• PROBLEM STATEMENT: Images must not appear in your copy; reproduce every other part of the records exactly.

• RECORD EXTRACTS:
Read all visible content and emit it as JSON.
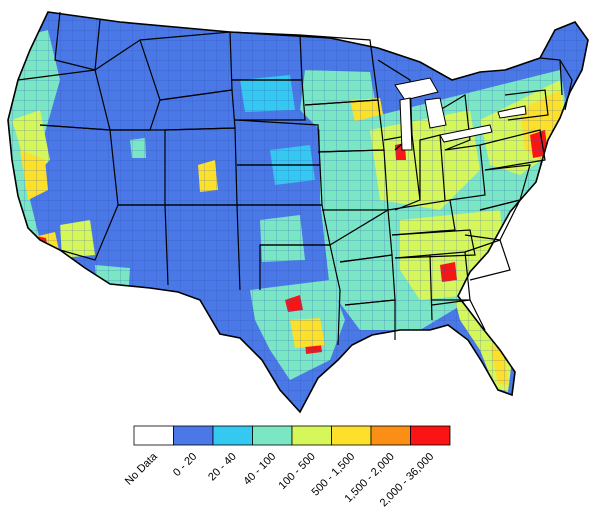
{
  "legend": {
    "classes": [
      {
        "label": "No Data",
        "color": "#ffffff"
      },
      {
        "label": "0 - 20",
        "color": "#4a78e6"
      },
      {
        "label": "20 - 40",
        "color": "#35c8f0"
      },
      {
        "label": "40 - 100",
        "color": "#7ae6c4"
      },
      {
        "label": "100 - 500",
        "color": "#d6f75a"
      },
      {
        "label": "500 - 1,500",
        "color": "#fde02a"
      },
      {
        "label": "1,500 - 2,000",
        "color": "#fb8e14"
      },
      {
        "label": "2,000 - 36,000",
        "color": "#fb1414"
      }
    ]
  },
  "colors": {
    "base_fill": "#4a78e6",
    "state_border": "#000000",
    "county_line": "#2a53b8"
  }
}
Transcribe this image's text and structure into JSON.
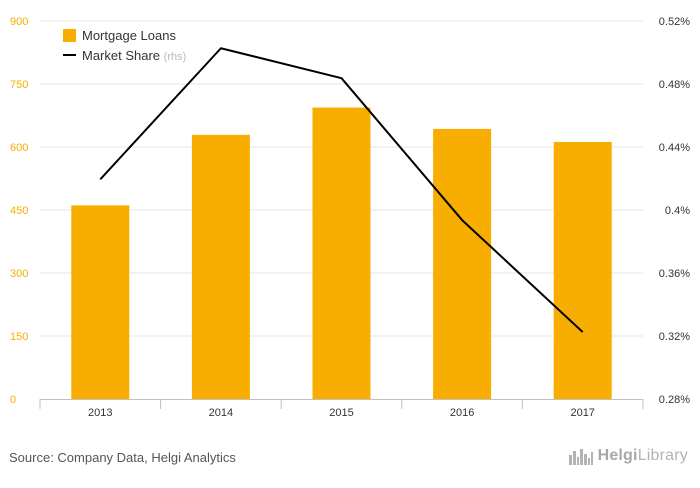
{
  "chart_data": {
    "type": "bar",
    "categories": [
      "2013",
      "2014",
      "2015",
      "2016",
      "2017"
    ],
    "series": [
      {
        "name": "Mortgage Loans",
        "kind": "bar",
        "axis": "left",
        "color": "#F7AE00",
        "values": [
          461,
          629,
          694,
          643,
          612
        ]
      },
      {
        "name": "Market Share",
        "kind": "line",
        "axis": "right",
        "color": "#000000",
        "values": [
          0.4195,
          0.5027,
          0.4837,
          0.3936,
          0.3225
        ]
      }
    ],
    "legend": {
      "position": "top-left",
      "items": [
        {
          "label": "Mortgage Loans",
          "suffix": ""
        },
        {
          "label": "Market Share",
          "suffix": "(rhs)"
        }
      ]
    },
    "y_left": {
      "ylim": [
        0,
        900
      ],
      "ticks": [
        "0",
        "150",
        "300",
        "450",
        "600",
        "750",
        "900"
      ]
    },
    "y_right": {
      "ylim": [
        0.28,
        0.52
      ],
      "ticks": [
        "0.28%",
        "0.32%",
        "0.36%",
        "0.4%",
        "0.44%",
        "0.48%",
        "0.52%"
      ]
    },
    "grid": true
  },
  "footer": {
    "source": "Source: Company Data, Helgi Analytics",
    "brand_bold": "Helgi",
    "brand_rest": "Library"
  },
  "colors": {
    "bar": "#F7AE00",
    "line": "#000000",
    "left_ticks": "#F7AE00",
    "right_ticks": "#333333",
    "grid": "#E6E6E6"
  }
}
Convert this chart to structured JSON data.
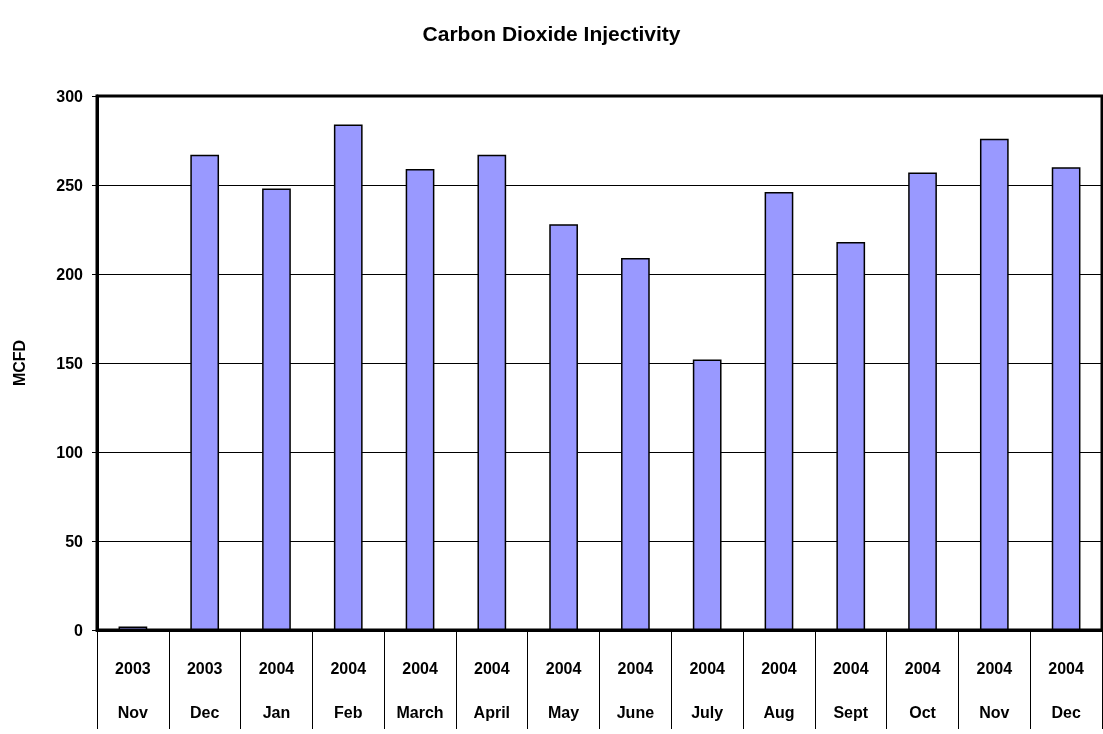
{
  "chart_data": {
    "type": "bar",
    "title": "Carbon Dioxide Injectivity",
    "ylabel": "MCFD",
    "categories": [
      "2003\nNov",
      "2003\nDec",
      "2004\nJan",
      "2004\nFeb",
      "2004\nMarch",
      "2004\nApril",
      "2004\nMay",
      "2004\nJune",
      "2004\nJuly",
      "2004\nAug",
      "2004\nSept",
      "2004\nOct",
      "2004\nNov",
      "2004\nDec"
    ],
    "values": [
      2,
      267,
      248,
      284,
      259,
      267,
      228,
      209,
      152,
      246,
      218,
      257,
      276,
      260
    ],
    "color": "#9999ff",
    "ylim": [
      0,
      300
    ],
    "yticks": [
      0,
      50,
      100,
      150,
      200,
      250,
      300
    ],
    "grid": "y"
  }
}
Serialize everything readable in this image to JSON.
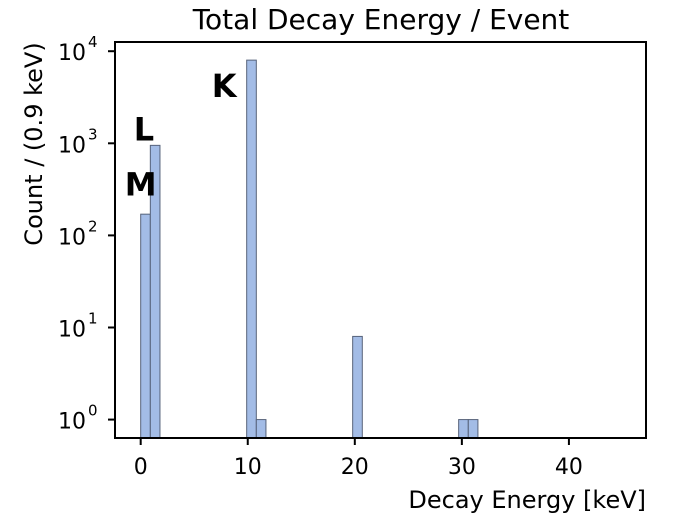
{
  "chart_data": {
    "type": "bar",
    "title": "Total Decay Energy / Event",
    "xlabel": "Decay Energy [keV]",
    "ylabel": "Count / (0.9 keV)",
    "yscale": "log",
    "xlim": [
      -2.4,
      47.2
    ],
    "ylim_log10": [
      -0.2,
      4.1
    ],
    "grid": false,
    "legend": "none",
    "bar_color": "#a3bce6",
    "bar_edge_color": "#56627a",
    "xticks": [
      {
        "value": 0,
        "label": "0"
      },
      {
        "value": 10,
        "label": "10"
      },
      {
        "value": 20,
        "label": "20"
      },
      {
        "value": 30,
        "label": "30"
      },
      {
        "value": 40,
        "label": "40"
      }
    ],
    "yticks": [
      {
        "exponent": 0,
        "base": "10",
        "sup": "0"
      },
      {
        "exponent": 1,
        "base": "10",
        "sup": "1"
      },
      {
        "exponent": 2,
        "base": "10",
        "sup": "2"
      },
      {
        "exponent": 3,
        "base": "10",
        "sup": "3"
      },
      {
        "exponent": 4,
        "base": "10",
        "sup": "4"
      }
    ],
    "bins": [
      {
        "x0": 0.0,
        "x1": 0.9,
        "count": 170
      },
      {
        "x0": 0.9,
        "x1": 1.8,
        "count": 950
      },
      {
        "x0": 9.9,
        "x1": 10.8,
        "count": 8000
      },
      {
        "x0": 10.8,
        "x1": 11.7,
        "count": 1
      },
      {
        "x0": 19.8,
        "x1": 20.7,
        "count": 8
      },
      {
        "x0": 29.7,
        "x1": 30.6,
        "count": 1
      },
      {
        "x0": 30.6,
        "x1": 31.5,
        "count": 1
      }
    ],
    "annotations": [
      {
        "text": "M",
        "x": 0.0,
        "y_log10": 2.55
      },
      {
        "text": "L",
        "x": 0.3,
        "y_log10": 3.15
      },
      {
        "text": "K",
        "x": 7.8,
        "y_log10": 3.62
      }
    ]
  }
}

• TASK SOLUTION:
Read all visible content and emit it as JSON.
{
  "legend": {
    "classes": [
      {
        "label": "No Data",
        "color": "#ffffff"
      },
      {
        "label": "0 - 20",
        "color": "#4a78e6"
      },
      {
        "label": "20 - 40",
        "color": "#35c8f0"
      },
      {
        "label": "40 - 100",
        "color": "#7ae6c4"
      },
      {
        "label": "100 - 500",
        "color": "#d6f75a"
      },
      {
        "label": "500 - 1,500",
        "color": "#fde02a"
      },
      {
        "label": "1,500 - 2,000",
        "color": "#fb8e14"
      },
      {
        "label": "2,000 - 36,000",
        "color": "#fb1414"
      }
    ]
  },
  "colors": {
    "base_fill": "#4a78e6",
    "state_border": "#000000",
    "county_line": "#2a53b8"
  }
}
Transcribe this image's text and structure into JSON.
{
  "chart_data": {
    "type": "bar",
    "categories": [
      "2013",
      "2014",
      "2015",
      "2016",
      "2017"
    ],
    "series": [
      {
        "name": "Mortgage Loans",
        "kind": "bar",
        "axis": "left",
        "color": "#F7AE00",
        "values": [
          461,
          629,
          694,
          643,
          612
        ]
      },
      {
        "name": "Market Share",
        "kind": "line",
        "axis": "right",
        "color": "#000000",
        "values": [
          0.4195,
          0.5027,
          0.4837,
          0.3936,
          0.3225
        ]
      }
    ],
    "legend": {
      "position": "top-left",
      "items": [
        {
          "label": "Mortgage Loans",
          "suffix": ""
        },
        {
          "label": "Market Share",
          "suffix": "(rhs)"
        }
      ]
    },
    "y_left": {
      "ylim": [
        0,
        900
      ],
      "ticks": [
        "0",
        "150",
        "300",
        "450",
        "600",
        "750",
        "900"
      ]
    },
    "y_right": {
      "ylim": [
        0.28,
        0.52
      ],
      "ticks": [
        "0.28%",
        "0.32%",
        "0.36%",
        "0.4%",
        "0.44%",
        "0.48%",
        "0.52%"
      ]
    },
    "grid": true
  },
  "footer": {
    "source": "Source: Company Data, Helgi Analytics",
    "brand_bold": "Helgi",
    "brand_rest": "Library"
  },
  "colors": {
    "bar": "#F7AE00",
    "line": "#000000",
    "left_ticks": "#F7AE00",
    "right_ticks": "#333333",
    "grid": "#E6E6E6"
  }
}
Convert this chart to structured JSON data.
{
  "chart_data": {
    "type": "bar",
    "title": "Carbon Dioxide Injectivity",
    "ylabel": "MCFD",
    "categories": [
      "2003\nNov",
      "2003\nDec",
      "2004\nJan",
      "2004\nFeb",
      "2004\nMarch",
      "2004\nApril",
      "2004\nMay",
      "2004\nJune",
      "2004\nJuly",
      "2004\nAug",
      "2004\nSept",
      "2004\nOct",
      "2004\nNov",
      "2004\nDec"
    ],
    "values": [
      2,
      267,
      248,
      284,
      259,
      267,
      228,
      209,
      152,
      246,
      218,
      257,
      276,
      260
    ],
    "color": "#9999ff",
    "ylim": [
      0,
      300
    ],
    "yticks": [
      0,
      50,
      100,
      150,
      200,
      250,
      300
    ],
    "grid": "y"
  }
}
Serialize everything readable in this image to JSON.
{
  "chart_data": {
    "type": "bar",
    "title": "Total Decay Energy / Event",
    "xlabel": "Decay Energy [keV]",
    "ylabel": "Count / (0.9 keV)",
    "yscale": "log",
    "xlim": [
      -2.4,
      47.2
    ],
    "ylim_log10": [
      -0.2,
      4.1
    ],
    "grid": false,
    "legend": "none",
    "bar_color": "#a3bce6",
    "bar_edge_color": "#56627a",
    "xticks": [
      {
        "value": 0,
        "label": "0"
      },
      {
        "value": 10,
        "label": "10"
      },
      {
        "value": 20,
        "label": "20"
      },
      {
        "value": 30,
        "label": "30"
      },
      {
        "value": 40,
        "label": "40"
      }
    ],
    "yticks": [
      {
        "exponent": 0,
        "base": "10",
        "sup": "0"
      },
      {
        "exponent": 1,
        "base": "10",
        "sup": "1"
      },
      {
        "exponent": 2,
        "base": "10",
        "sup": "2"
      },
      {
        "exponent": 3,
        "base": "10",
        "sup": "3"
      },
      {
        "exponent": 4,
        "base": "10",
        "sup": "4"
      }
    ],
    "bins": [
      {
        "x0": 0.0,
        "x1": 0.9,
        "count": 170
      },
      {
        "x0": 0.9,
        "x1": 1.8,
        "count": 950
      },
      {
        "x0": 9.9,
        "x1": 10.8,
        "count": 8000
      },
      {
        "x0": 10.8,
        "x1": 11.7,
        "count": 1
      },
      {
        "x0": 19.8,
        "x1": 20.7,
        "count": 8
      },
      {
        "x0": 29.7,
        "x1": 30.6,
        "count": 1
      },
      {
        "x0": 30.6,
        "x1": 31.5,
        "count": 1
      }
    ],
    "annotations": [
      {
        "text": "M",
        "x": 0.0,
        "y_log10": 2.55
      },
      {
        "text": "L",
        "x": 0.3,
        "y_log10": 3.15
      },
      {
        "text": "K",
        "x": 7.8,
        "y_log10": 3.62
      }
    ]
  }
}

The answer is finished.